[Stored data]
— START —

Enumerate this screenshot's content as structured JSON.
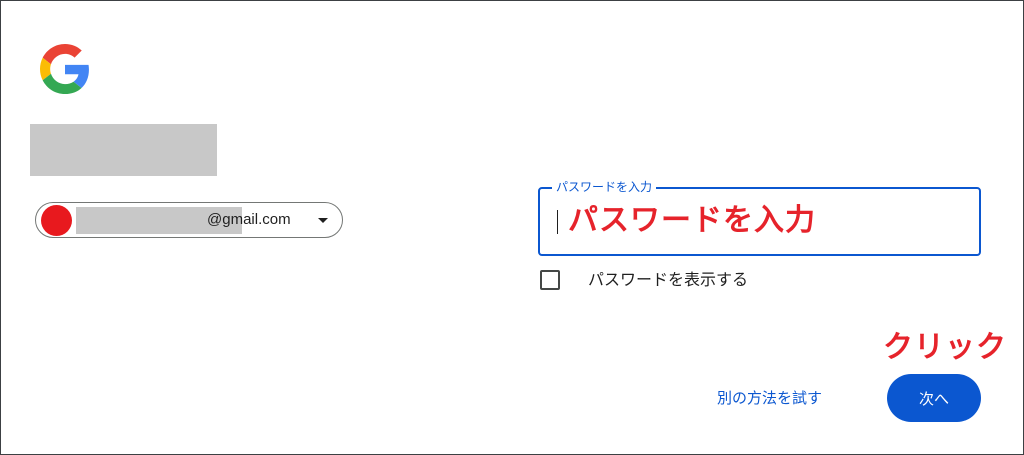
{
  "account": {
    "email_domain": "@gmail.com"
  },
  "password_field": {
    "label": "パスワードを入力",
    "annotation": "パスワードを入力"
  },
  "show_password": {
    "label": "パスワードを表示する"
  },
  "actions": {
    "try_another_way": "別の方法を試す",
    "next": "次へ",
    "click_annotation": "クリック"
  },
  "colors": {
    "accent": "#0b57d0",
    "annotation": "#e6232b",
    "avatar": "#e8191e"
  },
  "icons": {
    "logo": "google-g-logo",
    "dropdown": "chevron-down-icon"
  }
}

— END —

▶ [What you have to do]:
Without the pictures, repeat all the records word for word.

▶ [Result of this task]:
Enumerate this screenshot's content as structured JSON.
{
  "account": {
    "email_domain": "@gmail.com"
  },
  "password_field": {
    "label": "パスワードを入力",
    "annotation": "パスワードを入力"
  },
  "show_password": {
    "label": "パスワードを表示する"
  },
  "actions": {
    "try_another_way": "別の方法を試す",
    "next": "次へ",
    "click_annotation": "クリック"
  },
  "colors": {
    "accent": "#0b57d0",
    "annotation": "#e6232b",
    "avatar": "#e8191e"
  },
  "icons": {
    "logo": "google-g-logo",
    "dropdown": "chevron-down-icon"
  }
}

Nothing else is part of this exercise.